| Stated goal |
Copy the records below exactly as they are written.

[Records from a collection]
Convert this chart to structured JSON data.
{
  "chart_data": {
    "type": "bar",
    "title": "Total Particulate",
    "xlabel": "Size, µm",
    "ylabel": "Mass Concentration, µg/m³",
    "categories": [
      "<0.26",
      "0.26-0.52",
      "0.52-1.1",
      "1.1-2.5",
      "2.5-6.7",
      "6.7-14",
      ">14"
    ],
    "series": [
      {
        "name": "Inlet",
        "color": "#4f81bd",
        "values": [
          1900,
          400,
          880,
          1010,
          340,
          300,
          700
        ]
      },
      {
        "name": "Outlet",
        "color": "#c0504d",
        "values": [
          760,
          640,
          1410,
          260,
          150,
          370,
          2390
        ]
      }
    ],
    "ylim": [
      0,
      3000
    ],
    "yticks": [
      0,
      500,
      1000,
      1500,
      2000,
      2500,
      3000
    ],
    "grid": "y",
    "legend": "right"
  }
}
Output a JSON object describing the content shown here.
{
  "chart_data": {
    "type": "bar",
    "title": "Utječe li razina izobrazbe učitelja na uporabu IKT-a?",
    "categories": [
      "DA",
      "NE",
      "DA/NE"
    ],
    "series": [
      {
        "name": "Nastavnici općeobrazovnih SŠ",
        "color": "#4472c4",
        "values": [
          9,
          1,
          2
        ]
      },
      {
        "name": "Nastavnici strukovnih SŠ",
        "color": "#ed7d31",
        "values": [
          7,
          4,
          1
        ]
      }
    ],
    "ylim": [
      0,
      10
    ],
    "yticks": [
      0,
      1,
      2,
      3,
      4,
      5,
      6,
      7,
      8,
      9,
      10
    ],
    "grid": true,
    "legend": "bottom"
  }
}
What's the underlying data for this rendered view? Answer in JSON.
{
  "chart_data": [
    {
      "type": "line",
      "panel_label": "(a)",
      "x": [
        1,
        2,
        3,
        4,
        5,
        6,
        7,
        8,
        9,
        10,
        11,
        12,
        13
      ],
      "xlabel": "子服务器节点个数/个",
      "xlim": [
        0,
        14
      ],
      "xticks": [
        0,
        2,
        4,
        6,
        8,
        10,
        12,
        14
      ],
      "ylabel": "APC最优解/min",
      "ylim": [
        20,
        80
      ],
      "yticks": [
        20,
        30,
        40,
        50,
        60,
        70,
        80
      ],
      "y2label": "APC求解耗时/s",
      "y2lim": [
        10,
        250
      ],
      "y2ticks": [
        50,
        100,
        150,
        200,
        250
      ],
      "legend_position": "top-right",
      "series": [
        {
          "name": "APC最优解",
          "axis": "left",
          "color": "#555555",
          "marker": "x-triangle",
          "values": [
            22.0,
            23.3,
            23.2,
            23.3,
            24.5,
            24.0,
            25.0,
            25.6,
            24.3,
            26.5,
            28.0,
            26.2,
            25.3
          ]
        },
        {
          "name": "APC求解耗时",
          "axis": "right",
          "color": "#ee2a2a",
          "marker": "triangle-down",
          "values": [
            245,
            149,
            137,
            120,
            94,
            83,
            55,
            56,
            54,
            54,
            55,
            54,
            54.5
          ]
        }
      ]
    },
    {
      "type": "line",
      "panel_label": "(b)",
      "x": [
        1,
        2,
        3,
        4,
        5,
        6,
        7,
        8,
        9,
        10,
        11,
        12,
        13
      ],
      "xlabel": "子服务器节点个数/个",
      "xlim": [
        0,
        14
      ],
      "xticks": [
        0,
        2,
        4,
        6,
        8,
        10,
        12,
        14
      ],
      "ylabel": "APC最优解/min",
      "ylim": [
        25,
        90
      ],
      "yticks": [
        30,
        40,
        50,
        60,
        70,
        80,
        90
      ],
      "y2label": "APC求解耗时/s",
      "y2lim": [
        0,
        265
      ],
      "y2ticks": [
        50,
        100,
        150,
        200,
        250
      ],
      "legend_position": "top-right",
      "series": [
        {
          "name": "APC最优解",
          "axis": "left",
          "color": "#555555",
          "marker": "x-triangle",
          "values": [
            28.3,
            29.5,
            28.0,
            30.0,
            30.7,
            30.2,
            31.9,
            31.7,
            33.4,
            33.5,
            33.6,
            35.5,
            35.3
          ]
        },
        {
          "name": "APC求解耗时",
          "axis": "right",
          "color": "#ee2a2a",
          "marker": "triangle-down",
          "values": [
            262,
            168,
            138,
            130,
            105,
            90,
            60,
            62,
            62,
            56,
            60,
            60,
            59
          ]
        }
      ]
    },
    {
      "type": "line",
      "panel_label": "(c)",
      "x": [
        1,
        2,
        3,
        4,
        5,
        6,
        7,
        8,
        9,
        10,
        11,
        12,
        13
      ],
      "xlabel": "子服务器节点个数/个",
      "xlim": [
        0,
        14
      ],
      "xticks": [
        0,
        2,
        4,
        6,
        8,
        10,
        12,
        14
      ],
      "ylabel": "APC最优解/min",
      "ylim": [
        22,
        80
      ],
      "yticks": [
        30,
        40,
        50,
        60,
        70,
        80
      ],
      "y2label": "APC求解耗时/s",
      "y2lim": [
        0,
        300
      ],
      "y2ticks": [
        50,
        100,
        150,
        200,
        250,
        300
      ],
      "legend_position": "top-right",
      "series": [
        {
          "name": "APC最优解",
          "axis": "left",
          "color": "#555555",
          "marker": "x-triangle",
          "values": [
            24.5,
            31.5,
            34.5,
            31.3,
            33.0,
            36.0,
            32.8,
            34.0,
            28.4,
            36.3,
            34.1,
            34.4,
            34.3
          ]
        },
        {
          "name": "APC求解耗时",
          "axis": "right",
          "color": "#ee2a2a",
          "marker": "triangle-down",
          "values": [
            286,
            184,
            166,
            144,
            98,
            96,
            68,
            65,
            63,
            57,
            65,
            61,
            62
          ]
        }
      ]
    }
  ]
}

| Full answer |
Convert this chart to structured JSON data.
{
  "chart_data": {
    "type": "bar",
    "title": "Total Particulate",
    "xlabel": "Size, µm",
    "ylabel": "Mass Concentration, µg/m³",
    "categories": [
      "<0.26",
      "0.26-0.52",
      "0.52-1.1",
      "1.1-2.5",
      "2.5-6.7",
      "6.7-14",
      ">14"
    ],
    "series": [
      {
        "name": "Inlet",
        "color": "#4f81bd",
        "values": [
          1900,
          400,
          880,
          1010,
          340,
          300,
          700
        ]
      },
      {
        "name": "Outlet",
        "color": "#c0504d",
        "values": [
          760,
          640,
          1410,
          260,
          150,
          370,
          2390
        ]
      }
    ],
    "ylim": [
      0,
      3000
    ],
    "yticks": [
      0,
      500,
      1000,
      1500,
      2000,
      2500,
      3000
    ],
    "grid": "y",
    "legend": "right"
  }
}
Output a JSON object describing the content shown here.
{
  "chart_data": {
    "type": "bar",
    "title": "Utječe li razina izobrazbe učitelja na uporabu IKT-a?",
    "categories": [
      "DA",
      "NE",
      "DA/NE"
    ],
    "series": [
      {
        "name": "Nastavnici općeobrazovnih SŠ",
        "color": "#4472c4",
        "values": [
          9,
          1,
          2
        ]
      },
      {
        "name": "Nastavnici strukovnih SŠ",
        "color": "#ed7d31",
        "values": [
          7,
          4,
          1
        ]
      }
    ],
    "ylim": [
      0,
      10
    ],
    "yticks": [
      0,
      1,
      2,
      3,
      4,
      5,
      6,
      7,
      8,
      9,
      10
    ],
    "grid": true,
    "legend": "bottom"
  }
}
What's the underlying data for this rendered view? Answer in JSON.
{
  "chart_data": [
    {
      "type": "line",
      "panel_label": "(a)",
      "x": [
        1,
        2,
        3,
        4,
        5,
        6,
        7,
        8,
        9,
        10,
        11,
        12,
        13
      ],
      "xlabel": "子服务器节点个数/个",
      "xlim": [
        0,
        14
      ],
      "xticks": [
        0,
        2,
        4,
        6,
        8,
        10,
        12,
        14
      ],
      "ylabel": "APC最优解/min",
      "ylim": [
        20,
        80
      ],
      "yticks": [
        20,
        30,
        40,
        50,
        60,
        70,
        80
      ],
      "y2label": "APC求解耗时/s",
      "y2lim": [
        10,
        250
      ],
      "y2ticks": [
        50,
        100,
        150,
        200,
        250
      ],
      "legend_position": "top-right",
      "series": [
        {
          "name": "APC最优解",
          "axis": "left",
          "color": "#555555",
          "marker": "x-triangle",
          "values": [
            22.0,
            23.3,
            23.2,
            23.3,
            24.5,
            24.0,
            25.0,
            25.6,
            24.3,
            26.5,
            28.0,
            26.2,
            25.3
          ]
        },
        {
          "name": "APC求解耗时",
          "axis": "right",
          "color": "#ee2a2a",
          "marker": "triangle-down",
          "values": [
            245,
            149,
            137,
            120,
            94,
            83,
            55,
            56,
            54,
            54,
            55,
            54,
            54.5
          ]
        }
      ]
    },
    {
      "type": "line",
      "panel_label": "(b)",
      "x": [
        1,
        2,
        3,
        4,
        5,
        6,
        7,
        8,
        9,
        10,
        11,
        12,
        13
      ],
      "xlabel": "子服务器节点个数/个",
      "xlim": [
        0,
        14
      ],
      "xticks": [
        0,
        2,
        4,
        6,
        8,
        10,
        12,
        14
      ],
      "ylabel": "APC最优解/min",
      "ylim": [
        25,
        90
      ],
      "yticks": [
        30,
        40,
        50,
        60,
        70,
        80,
        90
      ],
      "y2label": "APC求解耗时/s",
      "y2lim": [
        0,
        265
      ],
      "y2ticks": [
        50,
        100,
        150,
        200,
        250
      ],
      "legend_position": "top-right",
      "series": [
        {
          "name": "APC最优解",
          "axis": "left",
          "color": "#555555",
          "marker": "x-triangle",
          "values": [
            28.3,
            29.5,
            28.0,
            30.0,
            30.7,
            30.2,
            31.9,
            31.7,
            33.4,
            33.5,
            33.6,
            35.5,
            35.3
          ]
        },
        {
          "name": "APC求解耗时",
          "axis": "right",
          "color": "#ee2a2a",
          "marker": "triangle-down",
          "values": [
            262,
            168,
            138,
            130,
            105,
            90,
            60,
            62,
            62,
            56,
            60,
            60,
            59
          ]
        }
      ]
    },
    {
      "type": "line",
      "panel_label": "(c)",
      "x": [
        1,
        2,
        3,
        4,
        5,
        6,
        7,
        8,
        9,
        10,
        11,
        12,
        13
      ],
      "xlabel": "子服务器节点个数/个",
      "xlim": [
        0,
        14
      ],
      "xticks": [
        0,
        2,
        4,
        6,
        8,
        10,
        12,
        14
      ],
      "ylabel": "APC最优解/min",
      "ylim": [
        22,
        80
      ],
      "yticks": [
        30,
        40,
        50,
        60,
        70,
        80
      ],
      "y2label": "APC求解耗时/s",
      "y2lim": [
        0,
        300
      ],
      "y2ticks": [
        50,
        100,
        150,
        200,
        250,
        300
      ],
      "legend_position": "top-right",
      "series": [
        {
          "name": "APC最优解",
          "axis": "left",
          "color": "#555555",
          "marker": "x-triangle",
          "values": [
            24.5,
            31.5,
            34.5,
            31.3,
            33.0,
            36.0,
            32.8,
            34.0,
            28.4,
            36.3,
            34.1,
            34.4,
            34.3
          ]
        },
        {
          "name": "APC求解耗时",
          "axis": "right",
          "color": "#ee2a2a",
          "marker": "triangle-down",
          "values": [
            286,
            184,
            166,
            144,
            98,
            96,
            68,
            65,
            63,
            57,
            65,
            61,
            62
          ]
        }
      ]
    }
  ]
}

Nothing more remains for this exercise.